→ **Exercise brief**
Convert every line of the data below into a Markdown table with the columns Row and Line, one numbered row per line, skipping blank lines and leaving the pictures out.

Stored data entries
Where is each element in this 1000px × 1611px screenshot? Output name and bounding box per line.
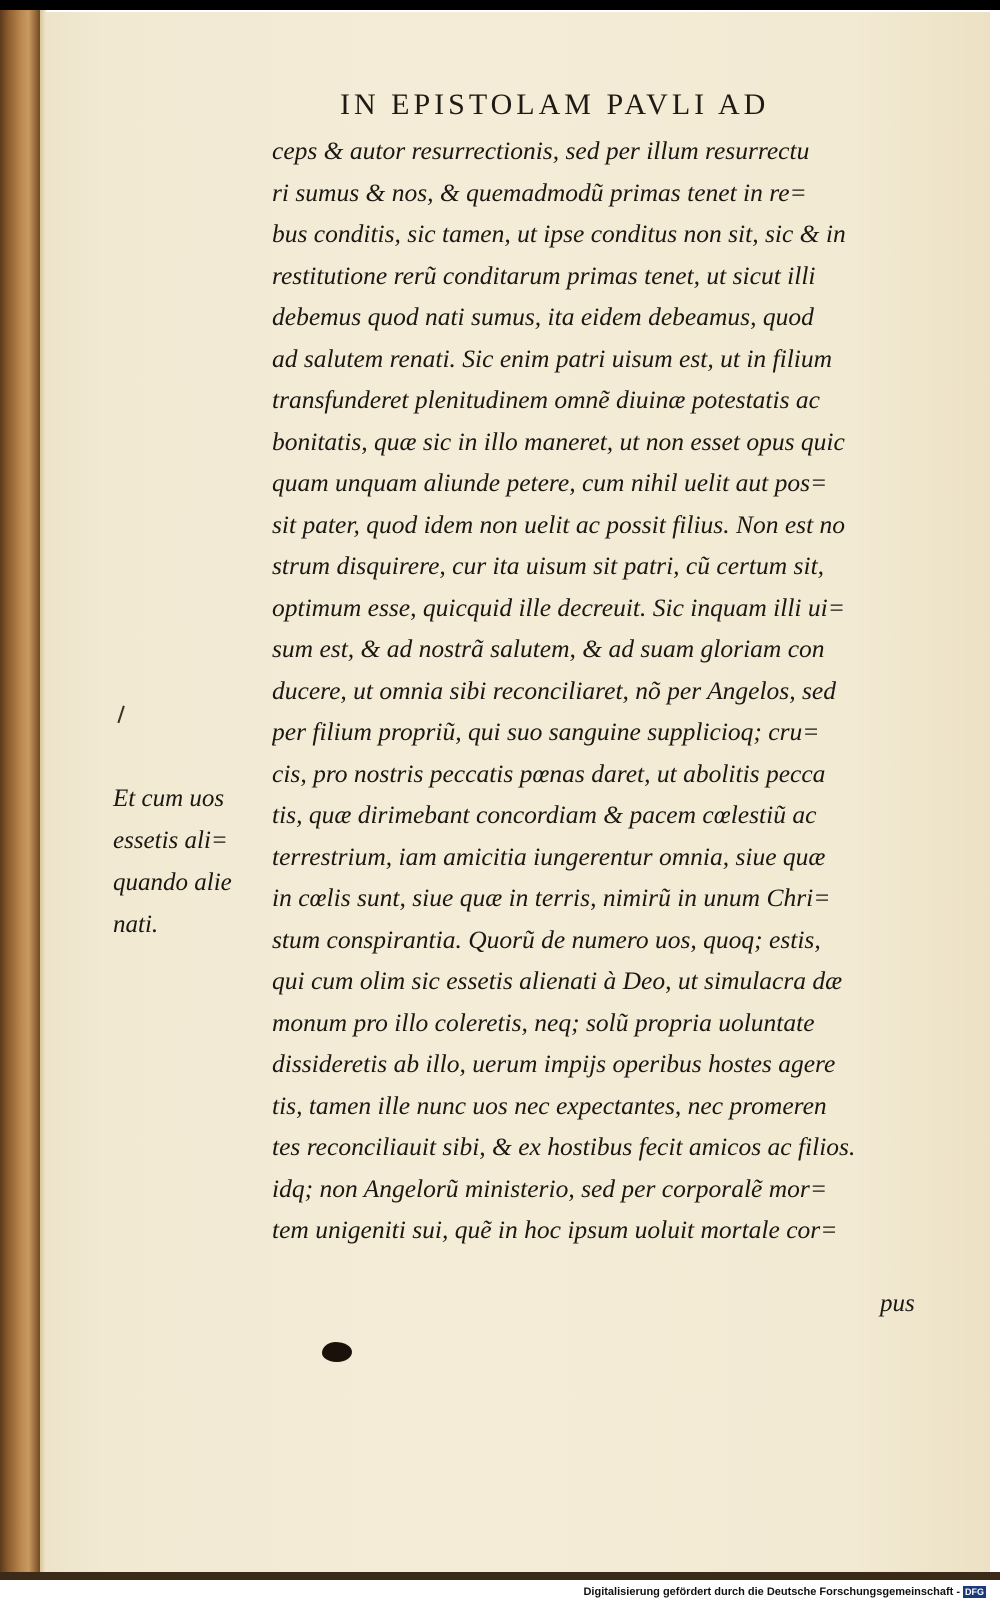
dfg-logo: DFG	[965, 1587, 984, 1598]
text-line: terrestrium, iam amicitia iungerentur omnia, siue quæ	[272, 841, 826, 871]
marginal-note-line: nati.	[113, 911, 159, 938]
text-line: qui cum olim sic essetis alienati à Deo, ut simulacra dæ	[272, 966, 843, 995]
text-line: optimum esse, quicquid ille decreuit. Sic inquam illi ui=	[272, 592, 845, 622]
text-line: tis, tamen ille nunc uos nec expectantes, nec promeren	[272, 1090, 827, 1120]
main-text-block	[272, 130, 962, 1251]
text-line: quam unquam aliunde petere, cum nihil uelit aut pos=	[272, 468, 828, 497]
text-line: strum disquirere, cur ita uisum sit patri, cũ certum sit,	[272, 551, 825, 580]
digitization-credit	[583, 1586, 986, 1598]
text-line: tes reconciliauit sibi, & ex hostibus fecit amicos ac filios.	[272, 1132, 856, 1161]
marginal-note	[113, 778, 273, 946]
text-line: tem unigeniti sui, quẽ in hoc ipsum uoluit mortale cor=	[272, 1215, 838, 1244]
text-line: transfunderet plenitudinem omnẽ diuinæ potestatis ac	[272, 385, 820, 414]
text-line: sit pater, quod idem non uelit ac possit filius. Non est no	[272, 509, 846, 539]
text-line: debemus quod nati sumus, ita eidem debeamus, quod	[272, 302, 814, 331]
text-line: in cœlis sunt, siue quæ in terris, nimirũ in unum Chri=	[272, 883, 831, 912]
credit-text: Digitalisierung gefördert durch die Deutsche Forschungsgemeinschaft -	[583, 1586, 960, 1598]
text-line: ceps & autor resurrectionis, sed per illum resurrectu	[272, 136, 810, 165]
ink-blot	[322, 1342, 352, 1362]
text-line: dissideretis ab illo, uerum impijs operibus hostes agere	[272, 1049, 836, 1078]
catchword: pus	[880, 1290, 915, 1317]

→ **Output for this task**
| Row | Line |
|---|---|
| 1 | Where is each element in this 1000px × 1611px screenshot? Output name and bounding box per line. |
| 2 | dfg-logo: DFG	[965, 1587, 984, 1598] |
| 3 | text-line: terrestrium, iam amicitia iungerentur omnia, siue quæ	[272, 841, 826, 871] |
| 4 | marginal-note-line: nati.	[113, 911, 159, 938] |
| 5 | text-line: qui cum olim sic essetis alienati à Deo, ut simulacra dæ	[272, 966, 843, 995] |
| 6 | text-line: optimum esse, quicquid ille decreuit. Sic inquam illi ui=	[272, 592, 845, 622] |
| 7 | text-line: tis, tamen ille nunc uos nec expectantes, nec promeren	[272, 1090, 827, 1120] |
| 8 | main-text-block	[272, 130, 962, 1251] |
| 9 | text-line: quam unquam aliunde petere, cum nihil uelit aut pos=	[272, 468, 828, 497] |
| 10 | text-line: strum disquirere, cur ita uisum sit patri, cũ certum sit,	[272, 551, 825, 580] |
| 11 | digitization-credit	[583, 1586, 986, 1598] |
| 12 | text-line: tes reconciliauit sibi, & ex hostibus fecit amicos ac filios.	[272, 1132, 856, 1161] |
| 13 | marginal-note	[113, 778, 273, 946] |
| 14 | text-line: tem unigeniti sui, quẽ in hoc ipsum uoluit mortale cor=	[272, 1215, 838, 1244] |
| 15 | text-line: transfunderet plenitudinem omnẽ diuinæ potestatis ac	[272, 385, 820, 414] |
| 16 | text-line: sit pater, quod idem non uelit ac possit filius. Non est no	[272, 509, 846, 539] |
| 17 | text-line: debemus quod nati sumus, ita eidem debeamus, quod	[272, 302, 814, 331] |
| 18 | text-line: in cœlis sunt, siue quæ in terris, nimirũ in unum Chri=	[272, 883, 831, 912] |
| 19 | credit-text: Digitalisierung gefördert durch die Deutsche Forschungsgemeinschaft -	[583, 1586, 960, 1598] |
| 20 | text-line: ceps & autor resurrectionis, sed per illum resurrectu	[272, 136, 810, 165] |
| 21 | ink-blot	[322, 1342, 352, 1362] |
| 22 | text-line: dissideretis ab illo, uerum impijs operibus hostes agere	[272, 1049, 836, 1078] |
| 23 | catchword: pus	[880, 1290, 915, 1317] |